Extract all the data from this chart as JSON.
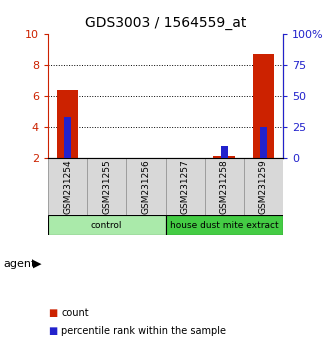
{
  "title": "GDS3003 / 1564559_at",
  "samples": [
    "GSM231254",
    "GSM231255",
    "GSM231256",
    "GSM231257",
    "GSM231258",
    "GSM231259"
  ],
  "count_values": [
    6.4,
    2.0,
    2.0,
    2.0,
    2.15,
    8.7
  ],
  "percentile_values": [
    33,
    0,
    0,
    0,
    10,
    25
  ],
  "ylim_left": [
    2,
    10
  ],
  "ylim_right": [
    0,
    100
  ],
  "yticks_left": [
    2,
    4,
    6,
    8,
    10
  ],
  "yticks_right": [
    0,
    25,
    50,
    75,
    100
  ],
  "ytick_labels_left": [
    "2",
    "4",
    "6",
    "8",
    "10"
  ],
  "ytick_labels_right": [
    "0",
    "25",
    "50",
    "75",
    "100%"
  ],
  "groups": [
    {
      "label": "control",
      "start": 0,
      "end": 3,
      "color": "#aaeaaa"
    },
    {
      "label": "house dust mite extract",
      "start": 3,
      "end": 6,
      "color": "#44cc44"
    }
  ],
  "agent_label": "agent",
  "count_color": "#cc2200",
  "percentile_color": "#2222cc",
  "count_bar_width": 0.55,
  "pct_bar_width": 0.18,
  "sample_box_color": "#c8c8c8",
  "sample_box_face": "#d8d8d8",
  "background_color": "#ffffff",
  "legend_count_label": "count",
  "legend_percentile_label": "percentile rank within the sample"
}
::::::::
Task statement:
Reproduce the material word for word, minus the images.

Result below:
Extract all the data from this chart as JSON.
{
  "title": "GDS3003 / 1564559_at",
  "samples": [
    "GSM231254",
    "GSM231255",
    "GSM231256",
    "GSM231257",
    "GSM231258",
    "GSM231259"
  ],
  "count_values": [
    6.4,
    2.0,
    2.0,
    2.0,
    2.15,
    8.7
  ],
  "percentile_values": [
    33,
    0,
    0,
    0,
    10,
    25
  ],
  "ylim_left": [
    2,
    10
  ],
  "ylim_right": [
    0,
    100
  ],
  "yticks_left": [
    2,
    4,
    6,
    8,
    10
  ],
  "yticks_right": [
    0,
    25,
    50,
    75,
    100
  ],
  "ytick_labels_left": [
    "2",
    "4",
    "6",
    "8",
    "10"
  ],
  "ytick_labels_right": [
    "0",
    "25",
    "50",
    "75",
    "100%"
  ],
  "groups": [
    {
      "label": "control",
      "start": 0,
      "end": 3,
      "color": "#aaeaaa"
    },
    {
      "label": "house dust mite extract",
      "start": 3,
      "end": 6,
      "color": "#44cc44"
    }
  ],
  "agent_label": "agent",
  "count_color": "#cc2200",
  "percentile_color": "#2222cc",
  "count_bar_width": 0.55,
  "pct_bar_width": 0.18,
  "sample_box_color": "#c8c8c8",
  "sample_box_face": "#d8d8d8",
  "background_color": "#ffffff",
  "legend_count_label": "count",
  "legend_percentile_label": "percentile rank within the sample"
}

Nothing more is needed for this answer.